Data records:
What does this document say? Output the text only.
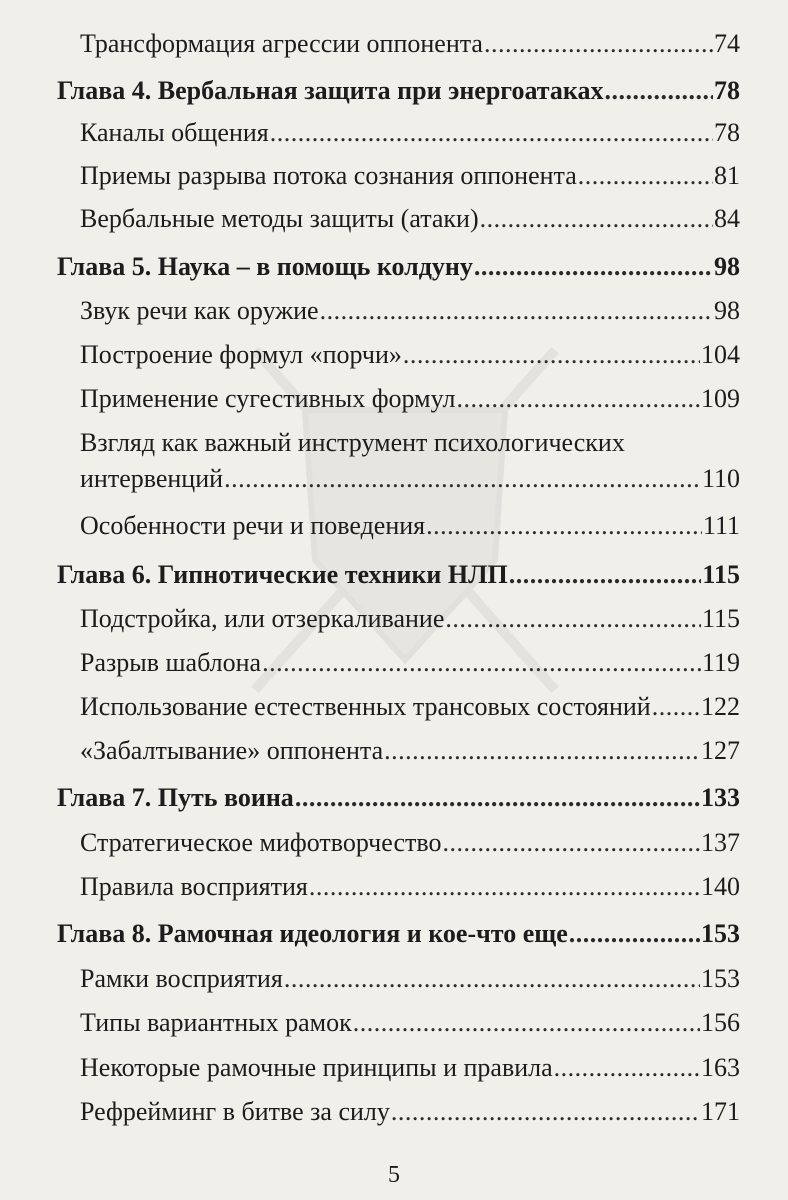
Трансформация агрессии оппонента . . .	74
Глава 4. Вербальная защита при энергоатаках . . .	78
Каналы общения . . .	78
Приемы разрыва потока сознания оппонента . . .	81
Вербальные методы защиты (атаки) . . .	84
Глава 5. Наука – в помощь колдуну . . .	98
Звук речи как оружие . . .	98
Построение формул «порчи» . . .	104
Применение сугестивных формул . . .	109
Взгляд как важный инструмент психологических
интервенций . . .	110
Особенности речи и поведения . . .	111
Глава 6. Гипнотические техники НЛП . . .	115
Подстройка, или отзеркаливание . . .	115
Разрыв шаблона . . .	119
Использование естественных трансовых состояний . . . 122
«Забалтывание» оппонента . . .	127
Глава 7. Путь воина . . .	133
Стратегическое мифотворчество . . .	137
Правила восприятия . . .	140
Глава 8. Рамочная идеология и кое-что еще . . .	153
Рамки восприятия . . .	153
Типы вариантных рамок . . .	156
Некоторые рамочные принципы и правила . . .	163
Рефрейминг в битве за силу . . .	171
5
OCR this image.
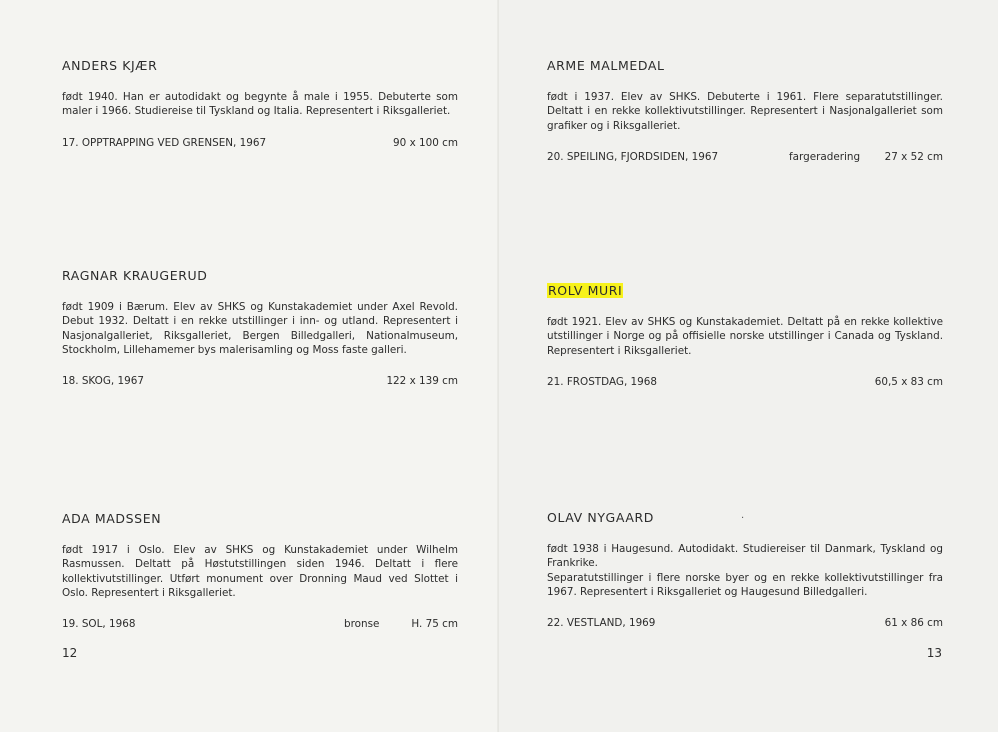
ANDERS KJÆR

født 1940. Han er autodidakt og begynte å male i 1955. Debuterte som maler i 1966. Studiereise til Tyskland og Italia. Representert i Riksgalleriet.

17. OPPTRAPPING VED GRENSEN, 1967	90 x 100 cm
RAGNAR KRAUGERUD

født 1909 i Bærum. Elev av SHKS og Kunstakademiet under Axel Revold. Debut 1932. Deltatt i en rekke utstillinger i inn- og utland. Representert i Nasjonalgalleriet, Riksgalleriet, Bergen Billedgalleri, Nationalmuseum, Stockholm, Lillehamemer bys malerisamling og Moss faste galleri.

18. SKOG, 1967	122 x 139 cm
ADA MADSSEN

født 1917 i Oslo. Elev av SHKS og Kunstakademiet under Wilhelm Rasmussen. Deltatt på Høstutstillingen siden 1946. Deltatt i flere kollektivutstillinger. Utført monument over Dronning Maud ved Slottet i Oslo. Representert i Riksgalleriet.

19. SOL, 1968	bronse	H. 75 cm
12
ARME MALMEDAL

født i 1937. Elev av SHKS. Debuterte i 1961. Flere separatutstillinger. Deltatt i en rekke kollektivutstillinger. Representert i Nasjonalgalleriet som grafiker og i Riksgalleriet.

20. SPEILING, FJORDSIDEN, 1967	fargeradering 27 x 52 cm
ROLV MURI

født 1921. Elev av SHKS og Kunstakademiet. Deltatt på en rekke kollektive utstillinger i Norge og på offisielle norske utstillinger i Canada og Tyskland. Representert i Riksgalleriet.

21. FROSTDAG, 1968	60,5 x 83 cm
OLAV NYGAARD

født 1938 i Haugesund. Autodidakt. Studiereiser til Danmark, Tyskland og Frankrike.

Separatutstillinger i flere norske byer og en rekke kollektivutstillinger fra 1967. Representert i Riksgalleriet og Haugesund Billedgalleri.

22. VESTLAND, 1969	61 x 86 cm
·
13
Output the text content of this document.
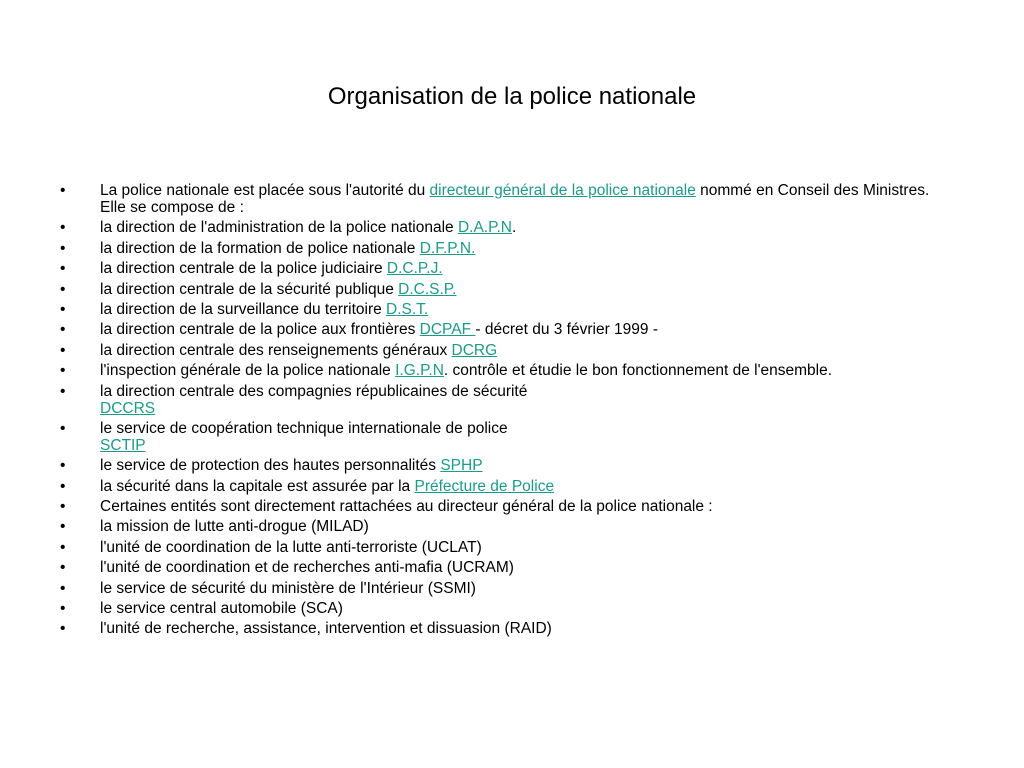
Organisation de la police nationale
• La police nationale est placée sous l'autorité du directeur général de la police nationale nommé en Conseil des Ministres. Elle se compose de :
• la direction de l'administration de la police nationale D.A.P.N.
• la direction de la formation de police nationale D.F.P.N.
• la direction centrale de la police judiciaire D.C.P.J.
• la direction centrale de la sécurité publique D.C.S.P.
• la direction de la surveillance du territoire D.S.T.
• la direction centrale de la police aux frontières DCPAF - décret du 3 février 1999 -
• la direction centrale des renseignements généraux DCRG
• l'inspection générale de la police nationale I.G.P.N. contrôle et étudie le bon fonctionnement de l'ensemble.
• la direction centrale des compagnies républicaines de sécurité DCCRS
• le service de coopération technique internationale de police SCTIP
• le service de protection des hautes personnalités SPHP
• la sécurité dans la capitale est assurée par la Préfecture de Police
• Certaines entités sont directement rattachées au directeur général de la police nationale :
• la mission de lutte anti-drogue (MILAD)
• l'unité de coordination de la lutte anti-terroriste (UCLAT)
• l'unité de coordination et de recherches anti-mafia (UCRAM)
• le service de sécurité du ministère de l'Intérieur (SSMI)
• le service central automobile (SCA)
• l'unité de recherche, assistance, intervention et dissuasion (RAID)
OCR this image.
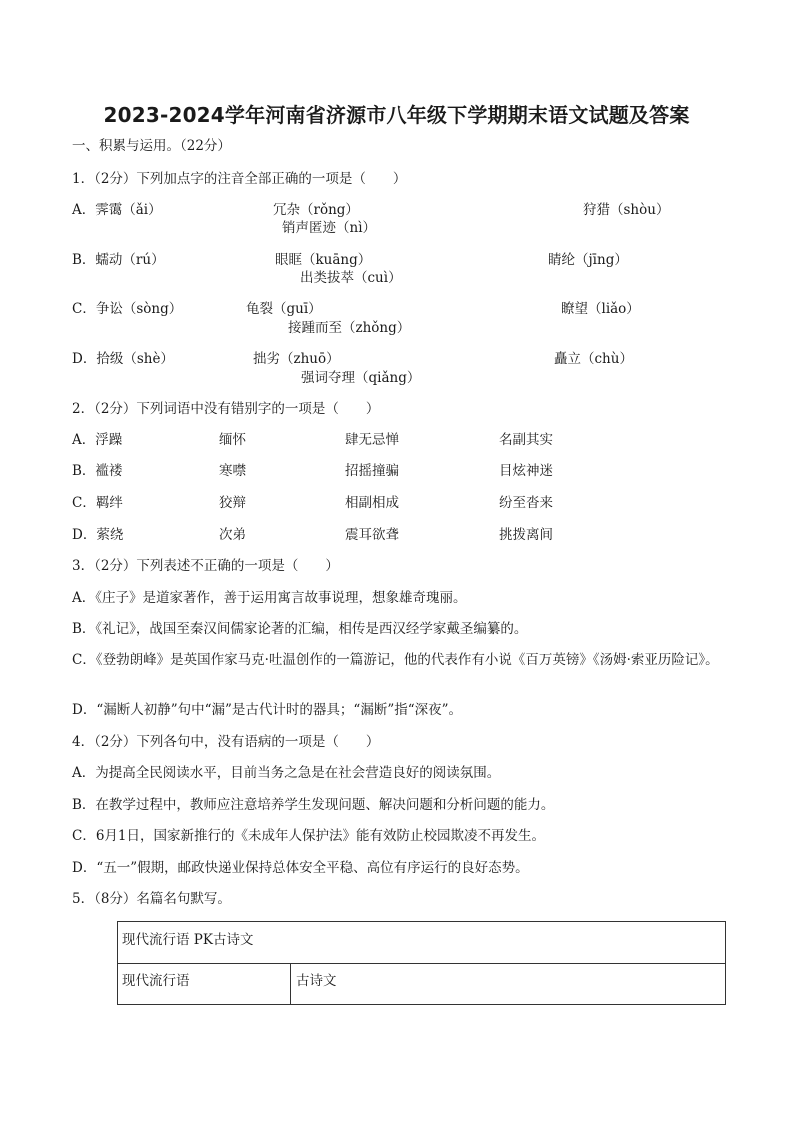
2023-2024学年河南省济源市八年级下学期期末语文试题及答案
一、积累与运用。（22分）
1．（2分）下列加点字的注音全部正确的一项是（　　）
A．霁霭（ǎi）	冗杂（rǒng）	狩猎（shòu）
销声匿迹（nì）
B．蠕动（rú）	眼眶（kuāng）	睛纶（jīng）
出类拔萃（cuì）
C．争讼（sòng）	龟裂（guī）	瞭望（liǎo）
接踵而至（zhǒng）
D．拾级（shè）	拙劣（zhuō）	矗立（chù）
强词夺理（qiǎng）
2．（2分）下列词语中没有错别字的一项是（　　）
A．浮躁	缅怀	肆无忌惮	名副其实
B．褴褛	寒噤	招摇撞骗	目炫神迷
C．羁绊	狡辩	相副相成	纷至沓来
D．萦绕	次弟	震耳欲聋	挑拨离间
3．（2分）下列表述不正确的一项是（　　）
A．《庄子》是道家著作，善于运用寓言故事说理，想象雄奇瑰丽。
B．《礼记》，战国至秦汉间儒家论著的汇编，相传是西汉经学家戴圣编纂的。
C．《登勃朗峰》是英国作家马克·吐温创作的一篇游记，他的代表作有小说《百万英镑》《汤姆·索亚历险记》。
D．“漏断人初静”句中“漏”是古代计时的器具；“漏断”指“深夜”。
4．（2分）下列各句中，没有语病的一项是（　　）
A．为提高全民阅读水平，目前当务之急是在社会营造良好的阅读氛围。
B．在教学过程中，教师应注意培养学生发现问题、解决问题和分析问题的能力。
C．6月1日，国家新推行的《未成年人保护法》能有效防止校园欺凌不再发生。
D．“五一”假期，邮政快递业保持总体安全平稳、高位有序运行的良好态势。
5．（8分）名篇名句默写。
现代流行语 PK古诗文
现代流行语	古诗文
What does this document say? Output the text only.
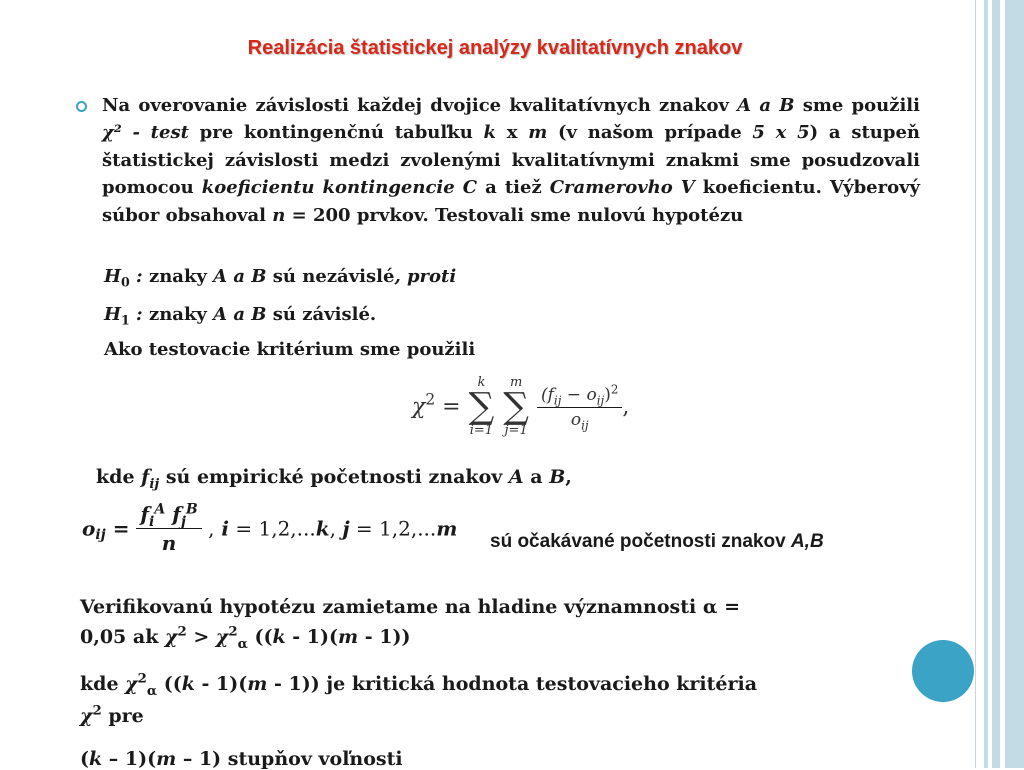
Realizácia štatistickej analýzy kvalitatívnych znakov
Na overovanie závislosti každej dvojice kvalitatívnych znakov A a B sme použili χ² - test pre kontingenčnú tabuľku k x m (v našom prípade 5 x 5) a stupeň štatistickej závislosti medzi zvolenými kvalitatívnymi znakmi sme posudzovali pomocou koeficientu kontingencie C a tiež Cramerovho V koeficientu. Výberový súbor obsahoval n = 200 prvkov. Testovali sme nulovú hypotézu
$H_0$ : znaky A a B sú nezávislé, proti
$H_1$ : znaky A a B sú závislé.
Ako testovacie kritérium sme použili
$\chi^2$ =
k
∑
i=1

m
∑
j=1

$\frac{(f_{ij} - o_{ij})^2}{o_{ij}}$ ,
kde $f_{ij}$ sú empirické početnosti znakov A a B,
$o_{ij} = \frac{f_i^A f_j^B}{n}$ , i = 1,2,...k, j = 1,2,...m
sú očakávané početnosti znakov A,B
Verifikovanú hypotézu zamietame na hladine významnosti α =
0,05 ak $\chi^2 > \chi^2_\alpha$ ((k - 1)(m - 1))
kde $\chi^2_\alpha$ ((k - 1)(m - 1)) je kritická hodnota testovacieho kritéria
$\chi^2$ pre
(k – 1)(m – 1) stupňov voľnosti
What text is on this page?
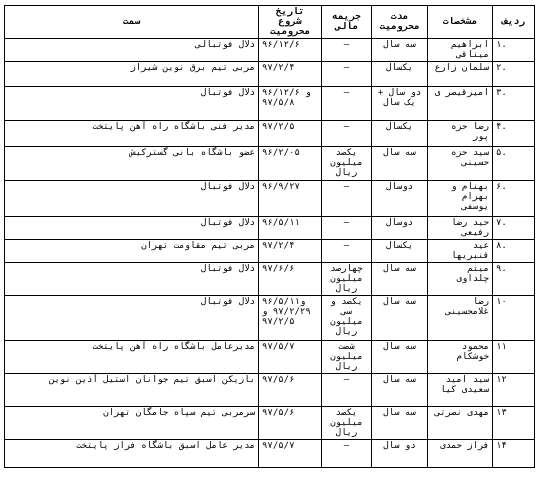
ردیف	مشخصات	مدت محرومیت	جریمه مالی	تاریخ شروع محرومیت	سمت
۱.	ابراهیم میناقی	سه سال	–	۹۶/۱۲/۶	دلال فوتبالی
۲.	سلمان زارع	یکسال	–	۹۷/۲/۴	مربی تیم برق نوین شیراز
۳.	امیرقیصر ی	دو سال + یک سال	–	۹۶/۱۲/۶ و ۹۷/۵/۸	دلال فوتبال
۴.	رضا حزه پور	یکسال	–	۹۷/۲/۵	مدیر فنی باشگاه راه آهن پایتخت
۵.	سید حزه حسینی	سه سال	یکصد میلیون ریال	۹۶/۲/۰۵	عضو باشگاه بانی گسترکیش
۶.	بهنام و بهرام یوسفی	دوسال	–	۹۶/۹/۲۷	دلال فوتبال
۷.	حید رضا رفیعی	دوسال	–	۹۶/۵/۱۱	دلال فوتبال
۸.	عید قنبریها	یکسال	–	۹۷/۲/۴	مربی تیم مقاومت تهران
۹.	میثم چلداوی	سه سال	چهارصد میلیون ریال	۹۷/۶/۶	دلال فوتبال
۱۰	رضا غلامحسینی	سه سال	یکصد و سی میلیون ریال	۹۶/۵/۱۱و ۹۷/۲/۲۹ و ۹۷/۲/۵	دلال فوتبال
۱۱	محمود خوشکام	سه سال	شصت میلیون ریال	۹۷/۵/۷	مدیرعامل باشگاه راه آهن پایتخت
۱۲	سید امید سعیدی کیا	سه سال	–	۹۷/۵/۶	بازیکن اسبق تیم جوانان استیل آذین نوین
۱۳	مهدی نصرتی	سه سال	یکصد میلیون ریال	۹۷/۵/۶	سرمربی تیم سپاه جامگان تهران
۱۴	فراز حمدی	دو سال	–	۹۷/۵/۷	مدیر عامل اسبق باشگاه فراز پایتخت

• [Stated goal] Filter the data for the string "تهران" and copy every line that has it.

• [Exercise output]
۸.	عید قنبریها	یکسال	–	۹۷/۲/۴	مربی تیم مقاومت تهران
۱۳	مهدی نصرتی	سه سال	یکصد میلیون ریال	۹۷/۵/۶	سرمربی تیم سپاه جامگان تهران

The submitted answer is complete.